• What the exercise asks: Search each line below for "text", then return the lines where it appears.

Collected data entries

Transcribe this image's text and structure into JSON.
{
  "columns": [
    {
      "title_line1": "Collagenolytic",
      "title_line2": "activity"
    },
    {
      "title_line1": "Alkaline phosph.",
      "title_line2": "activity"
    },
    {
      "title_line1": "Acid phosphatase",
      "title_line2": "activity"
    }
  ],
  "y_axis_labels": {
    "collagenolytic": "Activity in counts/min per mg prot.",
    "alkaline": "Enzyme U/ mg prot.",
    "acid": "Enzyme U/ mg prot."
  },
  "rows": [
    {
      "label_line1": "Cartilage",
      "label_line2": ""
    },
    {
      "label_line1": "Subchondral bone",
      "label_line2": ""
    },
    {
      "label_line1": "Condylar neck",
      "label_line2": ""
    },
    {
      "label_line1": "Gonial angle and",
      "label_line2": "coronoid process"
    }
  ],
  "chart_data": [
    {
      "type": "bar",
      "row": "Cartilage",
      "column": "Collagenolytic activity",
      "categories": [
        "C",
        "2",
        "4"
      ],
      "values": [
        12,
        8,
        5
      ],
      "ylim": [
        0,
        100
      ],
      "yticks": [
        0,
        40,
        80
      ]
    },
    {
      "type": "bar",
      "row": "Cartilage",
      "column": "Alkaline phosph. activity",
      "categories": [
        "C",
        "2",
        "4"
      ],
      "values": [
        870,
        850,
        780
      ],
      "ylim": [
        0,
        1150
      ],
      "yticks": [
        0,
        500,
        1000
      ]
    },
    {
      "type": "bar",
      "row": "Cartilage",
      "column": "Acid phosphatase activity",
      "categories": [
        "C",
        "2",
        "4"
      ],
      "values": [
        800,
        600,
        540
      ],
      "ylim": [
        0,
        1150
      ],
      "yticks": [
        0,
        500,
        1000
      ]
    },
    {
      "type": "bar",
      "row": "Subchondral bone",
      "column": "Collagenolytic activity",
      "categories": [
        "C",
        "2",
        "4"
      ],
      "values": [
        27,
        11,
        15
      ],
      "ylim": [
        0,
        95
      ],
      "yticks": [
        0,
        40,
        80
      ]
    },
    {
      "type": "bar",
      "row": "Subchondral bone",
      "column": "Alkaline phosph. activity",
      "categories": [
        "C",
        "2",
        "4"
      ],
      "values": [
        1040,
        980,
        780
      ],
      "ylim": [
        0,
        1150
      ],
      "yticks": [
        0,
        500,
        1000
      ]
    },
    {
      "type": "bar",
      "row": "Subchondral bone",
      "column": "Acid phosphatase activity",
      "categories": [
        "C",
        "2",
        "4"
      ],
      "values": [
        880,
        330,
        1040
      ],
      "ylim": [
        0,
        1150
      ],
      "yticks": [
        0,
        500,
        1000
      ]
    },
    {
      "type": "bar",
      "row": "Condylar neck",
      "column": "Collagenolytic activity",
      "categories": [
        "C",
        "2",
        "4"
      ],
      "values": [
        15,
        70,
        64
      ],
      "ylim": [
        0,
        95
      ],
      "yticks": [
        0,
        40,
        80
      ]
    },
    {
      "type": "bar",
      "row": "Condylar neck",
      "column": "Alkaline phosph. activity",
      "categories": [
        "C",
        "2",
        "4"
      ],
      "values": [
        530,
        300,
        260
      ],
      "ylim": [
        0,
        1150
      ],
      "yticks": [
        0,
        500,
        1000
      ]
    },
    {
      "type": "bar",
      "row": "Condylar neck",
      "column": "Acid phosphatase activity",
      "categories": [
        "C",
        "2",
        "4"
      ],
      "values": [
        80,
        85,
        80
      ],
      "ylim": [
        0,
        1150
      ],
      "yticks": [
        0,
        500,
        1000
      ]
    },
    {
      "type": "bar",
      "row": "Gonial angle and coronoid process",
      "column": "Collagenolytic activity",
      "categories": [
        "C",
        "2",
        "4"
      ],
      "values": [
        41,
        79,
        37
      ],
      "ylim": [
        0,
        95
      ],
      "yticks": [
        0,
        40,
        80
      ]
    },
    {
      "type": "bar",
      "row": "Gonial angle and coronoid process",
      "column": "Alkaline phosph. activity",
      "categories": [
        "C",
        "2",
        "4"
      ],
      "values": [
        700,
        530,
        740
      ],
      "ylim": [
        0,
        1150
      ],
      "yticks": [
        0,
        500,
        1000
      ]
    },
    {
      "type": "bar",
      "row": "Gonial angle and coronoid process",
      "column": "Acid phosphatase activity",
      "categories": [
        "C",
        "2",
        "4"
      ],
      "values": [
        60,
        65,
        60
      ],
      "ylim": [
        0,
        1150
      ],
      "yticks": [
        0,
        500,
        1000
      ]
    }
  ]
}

==

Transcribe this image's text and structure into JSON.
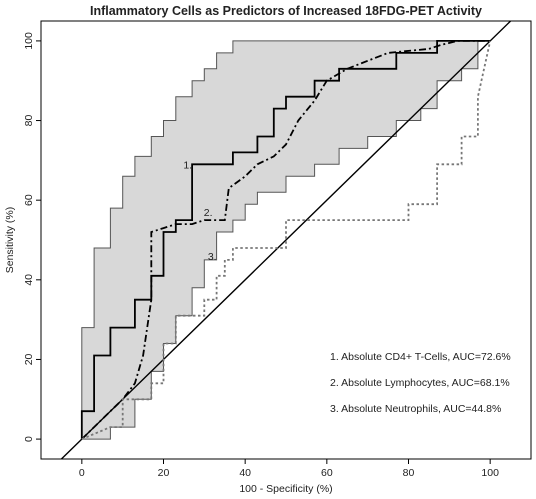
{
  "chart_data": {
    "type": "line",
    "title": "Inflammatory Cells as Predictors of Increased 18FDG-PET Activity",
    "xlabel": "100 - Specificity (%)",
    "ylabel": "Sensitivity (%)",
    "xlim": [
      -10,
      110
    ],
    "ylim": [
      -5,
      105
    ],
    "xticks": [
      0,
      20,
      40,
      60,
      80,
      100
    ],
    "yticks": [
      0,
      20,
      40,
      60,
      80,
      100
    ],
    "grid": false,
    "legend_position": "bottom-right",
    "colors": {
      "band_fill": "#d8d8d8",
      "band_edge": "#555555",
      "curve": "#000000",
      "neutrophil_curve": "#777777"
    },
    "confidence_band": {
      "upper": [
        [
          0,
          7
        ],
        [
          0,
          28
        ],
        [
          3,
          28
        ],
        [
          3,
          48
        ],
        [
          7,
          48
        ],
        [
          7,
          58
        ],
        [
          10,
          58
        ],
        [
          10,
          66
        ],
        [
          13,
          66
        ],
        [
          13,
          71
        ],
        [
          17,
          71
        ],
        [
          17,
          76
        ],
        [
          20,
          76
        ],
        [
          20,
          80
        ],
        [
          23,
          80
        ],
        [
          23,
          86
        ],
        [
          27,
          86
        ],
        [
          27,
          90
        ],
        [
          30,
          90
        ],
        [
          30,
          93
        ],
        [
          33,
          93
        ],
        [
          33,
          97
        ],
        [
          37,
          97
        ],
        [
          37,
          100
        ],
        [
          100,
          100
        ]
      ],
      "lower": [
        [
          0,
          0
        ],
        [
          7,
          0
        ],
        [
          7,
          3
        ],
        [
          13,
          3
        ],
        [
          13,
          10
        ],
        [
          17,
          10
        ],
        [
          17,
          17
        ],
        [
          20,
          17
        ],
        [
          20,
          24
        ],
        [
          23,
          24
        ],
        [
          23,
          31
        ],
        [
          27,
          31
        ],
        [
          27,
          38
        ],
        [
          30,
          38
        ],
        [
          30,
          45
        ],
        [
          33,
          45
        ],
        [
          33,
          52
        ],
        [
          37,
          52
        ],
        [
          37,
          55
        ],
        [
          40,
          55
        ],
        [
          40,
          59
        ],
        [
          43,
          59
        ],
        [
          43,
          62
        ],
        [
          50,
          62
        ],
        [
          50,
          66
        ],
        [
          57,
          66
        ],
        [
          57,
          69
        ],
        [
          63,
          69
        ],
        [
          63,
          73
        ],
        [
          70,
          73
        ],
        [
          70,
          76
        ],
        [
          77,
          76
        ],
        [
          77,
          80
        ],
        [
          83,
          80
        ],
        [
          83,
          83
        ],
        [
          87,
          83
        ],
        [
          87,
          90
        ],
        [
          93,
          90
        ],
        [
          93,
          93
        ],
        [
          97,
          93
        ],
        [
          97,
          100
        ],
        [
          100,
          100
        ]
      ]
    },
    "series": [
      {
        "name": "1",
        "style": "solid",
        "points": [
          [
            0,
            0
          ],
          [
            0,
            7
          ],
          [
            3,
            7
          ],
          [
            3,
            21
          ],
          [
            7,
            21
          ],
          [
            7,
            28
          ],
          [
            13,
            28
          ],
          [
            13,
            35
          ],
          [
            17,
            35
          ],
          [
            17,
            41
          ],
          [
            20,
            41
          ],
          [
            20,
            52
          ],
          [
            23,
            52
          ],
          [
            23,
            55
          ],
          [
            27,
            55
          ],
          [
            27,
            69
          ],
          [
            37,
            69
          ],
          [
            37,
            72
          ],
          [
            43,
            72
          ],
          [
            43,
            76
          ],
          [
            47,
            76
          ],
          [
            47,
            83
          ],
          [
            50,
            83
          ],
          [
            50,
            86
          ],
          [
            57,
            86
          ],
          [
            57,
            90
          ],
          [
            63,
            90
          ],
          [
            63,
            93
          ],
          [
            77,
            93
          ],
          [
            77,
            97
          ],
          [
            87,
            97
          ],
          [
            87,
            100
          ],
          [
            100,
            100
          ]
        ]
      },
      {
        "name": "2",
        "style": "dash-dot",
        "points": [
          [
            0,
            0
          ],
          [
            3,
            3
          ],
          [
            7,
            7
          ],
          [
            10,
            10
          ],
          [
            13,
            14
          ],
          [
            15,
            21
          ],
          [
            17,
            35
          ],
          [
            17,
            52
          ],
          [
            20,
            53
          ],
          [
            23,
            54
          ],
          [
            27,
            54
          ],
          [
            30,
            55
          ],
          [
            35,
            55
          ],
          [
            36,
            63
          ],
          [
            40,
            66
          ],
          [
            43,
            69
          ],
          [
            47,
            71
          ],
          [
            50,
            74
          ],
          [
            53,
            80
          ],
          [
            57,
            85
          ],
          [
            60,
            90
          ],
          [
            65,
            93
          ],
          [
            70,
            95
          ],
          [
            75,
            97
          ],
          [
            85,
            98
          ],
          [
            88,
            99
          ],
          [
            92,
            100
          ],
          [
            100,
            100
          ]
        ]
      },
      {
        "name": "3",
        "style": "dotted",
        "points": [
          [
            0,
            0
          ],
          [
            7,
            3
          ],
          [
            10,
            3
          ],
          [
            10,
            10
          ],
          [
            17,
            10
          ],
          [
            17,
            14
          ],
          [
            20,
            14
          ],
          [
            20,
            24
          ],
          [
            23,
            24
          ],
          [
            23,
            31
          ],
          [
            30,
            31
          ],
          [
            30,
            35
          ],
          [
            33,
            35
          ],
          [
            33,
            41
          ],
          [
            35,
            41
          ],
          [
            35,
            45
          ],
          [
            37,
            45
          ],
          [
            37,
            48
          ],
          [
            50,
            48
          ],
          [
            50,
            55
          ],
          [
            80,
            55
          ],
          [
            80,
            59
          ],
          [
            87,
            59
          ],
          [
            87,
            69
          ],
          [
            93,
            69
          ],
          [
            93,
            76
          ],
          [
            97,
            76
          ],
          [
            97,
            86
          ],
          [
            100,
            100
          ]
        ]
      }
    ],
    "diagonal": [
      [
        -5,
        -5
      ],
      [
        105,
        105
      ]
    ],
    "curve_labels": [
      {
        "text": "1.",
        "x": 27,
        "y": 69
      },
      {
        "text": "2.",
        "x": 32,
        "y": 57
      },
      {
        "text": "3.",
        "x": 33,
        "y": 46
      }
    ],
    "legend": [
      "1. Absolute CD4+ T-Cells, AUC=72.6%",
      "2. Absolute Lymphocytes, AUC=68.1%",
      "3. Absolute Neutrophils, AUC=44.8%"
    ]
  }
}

• Answer below:
Transcribe this image's text and structure into JSON.
Transcribe this image's text and structure into JSON.
        "text": "1.",
        "text": "2.",
        "text": "3.",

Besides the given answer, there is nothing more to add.